== Data extract ==

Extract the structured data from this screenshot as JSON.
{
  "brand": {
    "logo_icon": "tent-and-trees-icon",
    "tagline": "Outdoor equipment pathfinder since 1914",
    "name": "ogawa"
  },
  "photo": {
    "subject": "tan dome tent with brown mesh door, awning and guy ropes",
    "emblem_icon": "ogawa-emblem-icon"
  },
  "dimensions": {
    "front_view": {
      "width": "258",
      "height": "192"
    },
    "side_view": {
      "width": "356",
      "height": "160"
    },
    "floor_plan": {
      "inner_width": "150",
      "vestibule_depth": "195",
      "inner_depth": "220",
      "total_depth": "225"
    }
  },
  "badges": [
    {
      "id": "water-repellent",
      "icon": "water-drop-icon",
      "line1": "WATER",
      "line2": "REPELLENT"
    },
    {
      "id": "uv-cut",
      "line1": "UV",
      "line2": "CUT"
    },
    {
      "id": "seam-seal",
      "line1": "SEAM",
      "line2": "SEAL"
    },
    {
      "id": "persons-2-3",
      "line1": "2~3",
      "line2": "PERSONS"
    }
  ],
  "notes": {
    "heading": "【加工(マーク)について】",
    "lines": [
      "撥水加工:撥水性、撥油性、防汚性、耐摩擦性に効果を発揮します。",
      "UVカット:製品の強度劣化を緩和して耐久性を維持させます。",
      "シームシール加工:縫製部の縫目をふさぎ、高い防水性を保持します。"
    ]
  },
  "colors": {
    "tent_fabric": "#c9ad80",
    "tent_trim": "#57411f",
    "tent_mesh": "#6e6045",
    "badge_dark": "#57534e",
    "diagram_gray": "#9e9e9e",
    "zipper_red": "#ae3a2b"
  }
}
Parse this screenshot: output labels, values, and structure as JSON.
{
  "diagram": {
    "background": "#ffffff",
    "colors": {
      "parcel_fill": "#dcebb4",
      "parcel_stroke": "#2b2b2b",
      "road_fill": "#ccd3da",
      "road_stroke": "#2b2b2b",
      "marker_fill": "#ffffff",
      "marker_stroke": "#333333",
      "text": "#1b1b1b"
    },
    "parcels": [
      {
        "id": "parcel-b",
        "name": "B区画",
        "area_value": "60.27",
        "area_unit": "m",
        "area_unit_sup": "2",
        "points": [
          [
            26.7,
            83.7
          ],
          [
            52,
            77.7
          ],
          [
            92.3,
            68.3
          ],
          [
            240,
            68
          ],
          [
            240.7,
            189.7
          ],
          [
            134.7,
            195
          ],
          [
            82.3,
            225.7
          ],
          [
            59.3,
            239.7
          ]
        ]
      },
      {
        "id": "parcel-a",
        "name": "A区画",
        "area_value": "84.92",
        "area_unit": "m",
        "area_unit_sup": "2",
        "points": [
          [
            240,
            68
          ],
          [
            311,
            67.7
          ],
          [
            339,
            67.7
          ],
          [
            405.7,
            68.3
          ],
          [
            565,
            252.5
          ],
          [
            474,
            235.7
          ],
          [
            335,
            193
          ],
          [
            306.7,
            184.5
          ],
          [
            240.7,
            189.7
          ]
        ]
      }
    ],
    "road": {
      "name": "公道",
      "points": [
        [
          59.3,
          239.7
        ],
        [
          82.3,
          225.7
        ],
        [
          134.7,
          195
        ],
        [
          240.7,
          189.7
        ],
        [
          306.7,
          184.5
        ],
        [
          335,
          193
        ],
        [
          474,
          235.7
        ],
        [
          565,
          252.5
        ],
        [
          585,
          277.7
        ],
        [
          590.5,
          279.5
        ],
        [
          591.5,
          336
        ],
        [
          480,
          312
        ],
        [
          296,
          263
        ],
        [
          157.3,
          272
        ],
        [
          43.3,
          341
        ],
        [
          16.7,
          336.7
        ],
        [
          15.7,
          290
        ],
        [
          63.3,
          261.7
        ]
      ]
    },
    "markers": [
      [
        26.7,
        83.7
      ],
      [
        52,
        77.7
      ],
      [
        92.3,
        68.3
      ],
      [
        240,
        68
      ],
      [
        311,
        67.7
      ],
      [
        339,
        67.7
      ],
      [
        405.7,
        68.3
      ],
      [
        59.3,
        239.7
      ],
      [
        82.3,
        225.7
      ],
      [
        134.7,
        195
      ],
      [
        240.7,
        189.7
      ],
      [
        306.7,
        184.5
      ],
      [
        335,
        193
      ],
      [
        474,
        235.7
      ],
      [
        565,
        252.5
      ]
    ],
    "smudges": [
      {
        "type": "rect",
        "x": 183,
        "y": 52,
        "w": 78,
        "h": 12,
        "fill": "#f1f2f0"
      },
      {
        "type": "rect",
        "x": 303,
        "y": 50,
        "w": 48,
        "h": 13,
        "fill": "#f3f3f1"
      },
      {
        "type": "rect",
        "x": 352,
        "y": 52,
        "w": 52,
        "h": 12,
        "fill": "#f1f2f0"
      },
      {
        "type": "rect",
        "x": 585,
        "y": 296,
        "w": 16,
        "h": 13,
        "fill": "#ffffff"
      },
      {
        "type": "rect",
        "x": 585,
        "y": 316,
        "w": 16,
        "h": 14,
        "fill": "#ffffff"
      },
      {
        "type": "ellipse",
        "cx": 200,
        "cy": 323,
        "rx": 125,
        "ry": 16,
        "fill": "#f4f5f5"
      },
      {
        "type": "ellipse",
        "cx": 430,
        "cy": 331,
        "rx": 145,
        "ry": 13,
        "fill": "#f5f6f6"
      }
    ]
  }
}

===

Exercise -
Every record above should be copied exactly.

Answer to the task -
Extract the structured data from this screenshot as JSON.
{
  "brand": {
    "logo_icon": "tent-and-trees-icon",
    "tagline": "Outdoor equipment pathfinder since 1914",
    "name": "ogawa"
  },
  "photo": {
    "subject": "tan dome tent with brown mesh door, awning and guy ropes",
    "emblem_icon": "ogawa-emblem-icon"
  },
  "dimensions": {
    "front_view": {
      "width": "258",
      "height": "192"
    },
    "side_view": {
      "width": "356",
      "height": "160"
    },
    "floor_plan": {
      "inner_width": "150",
      "vestibule_depth": "195",
      "inner_depth": "220",
      "total_depth": "225"
    }
  },
  "badges": [
    {
      "id": "water-repellent",
      "icon": "water-drop-icon",
      "line1": "WATER",
      "line2": "REPELLENT"
    },
    {
      "id": "uv-cut",
      "line1": "UV",
      "line2": "CUT"
    },
    {
      "id": "seam-seal",
      "line1": "SEAM",
      "line2": "SEAL"
    },
    {
      "id": "persons-2-3",
      "line1": "2~3",
      "line2": "PERSONS"
    }
  ],
  "notes": {
    "heading": "【加工(マーク)について】",
    "lines": [
      "撥水加工:撥水性、撥油性、防汚性、耐摩擦性に効果を発揮します。",
      "UVカット:製品の強度劣化を緩和して耐久性を維持させます。",
      "シームシール加工:縫製部の縫目をふさぎ、高い防水性を保持します。"
    ]
  },
  "colors": {
    "tent_fabric": "#c9ad80",
    "tent_trim": "#57411f",
    "tent_mesh": "#6e6045",
    "badge_dark": "#57534e",
    "diagram_gray": "#9e9e9e",
    "zipper_red": "#ae3a2b"
  }
}
Parse this screenshot: output labels, values, and structure as JSON.
{
  "diagram": {
    "background": "#ffffff",
    "colors": {
      "parcel_fill": "#dcebb4",
      "parcel_stroke": "#2b2b2b",
      "road_fill": "#ccd3da",
      "road_stroke": "#2b2b2b",
      "marker_fill": "#ffffff",
      "marker_stroke": "#333333",
      "text": "#1b1b1b"
    },
    "parcels": [
      {
        "id": "parcel-b",
        "name": "B区画",
        "area_value": "60.27",
        "area_unit": "m",
        "area_unit_sup": "2",
        "points": [
          [
            26.7,
            83.7
          ],
          [
            52,
            77.7
          ],
          [
            92.3,
            68.3
          ],
          [
            240,
            68
          ],
          [
            240.7,
            189.7
          ],
          [
            134.7,
            195
          ],
          [
            82.3,
            225.7
          ],
          [
            59.3,
            239.7
          ]
        ]
      },
      {
        "id": "parcel-a",
        "name": "A区画",
        "area_value": "84.92",
        "area_unit": "m",
        "area_unit_sup": "2",
        "points": [
          [
            240,
            68
          ],
          [
            311,
            67.7
          ],
          [
            339,
            67.7
          ],
          [
            405.7,
            68.3
          ],
          [
            565,
            252.5
          ],
          [
            474,
            235.7
          ],
          [
            335,
            193
          ],
          [
            306.7,
            184.5
          ],
          [
            240.7,
            189.7
          ]
        ]
      }
    ],
    "road": {
      "name": "公道",
      "points": [
        [
          59.3,
          239.7
        ],
        [
          82.3,
          225.7
        ],
        [
          134.7,
          195
        ],
        [
          240.7,
          189.7
        ],
        [
          306.7,
          184.5
        ],
        [
          335,
          193
        ],
        [
          474,
          235.7
        ],
        [
          565,
          252.5
        ],
        [
          585,
          277.7
        ],
        [
          590.5,
          279.5
        ],
        [
          591.5,
          336
        ],
        [
          480,
          312
        ],
        [
          296,
          263
        ],
        [
          157.3,
          272
        ],
        [
          43.3,
          341
        ],
        [
          16.7,
          336.7
        ],
        [
          15.7,
          290
        ],
        [
          63.3,
          261.7
        ]
      ]
    },
    "markers": [
      [
        26.7,
        83.7
      ],
      [
        52,
        77.7
      ],
      [
        92.3,
        68.3
      ],
      [
        240,
        68
      ],
      [
        311,
        67.7
      ],
      [
        339,
        67.7
      ],
      [
        405.7,
        68.3
      ],
      [
        59.3,
        239.7
      ],
      [
        82.3,
        225.7
      ],
      [
        134.7,
        195
      ],
      [
        240.7,
        189.7
      ],
      [
        306.7,
        184.5
      ],
      [
        335,
        193
      ],
      [
        474,
        235.7
      ],
      [
        565,
        252.5
      ]
    ],
    "smudges": [
      {
        "type": "rect",
        "x": 183,
        "y": 52,
        "w": 78,
        "h": 12,
        "fill": "#f1f2f0"
      },
      {
        "type": "rect",
        "x": 303,
        "y": 50,
        "w": 48,
        "h": 13,
        "fill": "#f3f3f1"
      },
      {
        "type": "rect",
        "x": 352,
        "y": 52,
        "w": 52,
        "h": 12,
        "fill": "#f1f2f0"
      },
      {
        "type": "rect",
        "x": 585,
        "y": 296,
        "w": 16,
        "h": 13,
        "fill": "#ffffff"
      },
      {
        "type": "rect",
        "x": 585,
        "y": 316,
        "w": 16,
        "h": 14,
        "fill": "#ffffff"
      },
      {
        "type": "ellipse",
        "cx": 200,
        "cy": 323,
        "rx": 125,
        "ry": 16,
        "fill": "#f4f5f5"
      },
      {
        "type": "ellipse",
        "cx": 430,
        "cy": 331,
        "rx": 145,
        "ry": 13,
        "fill": "#f5f6f6"
      }
    ]
  }
}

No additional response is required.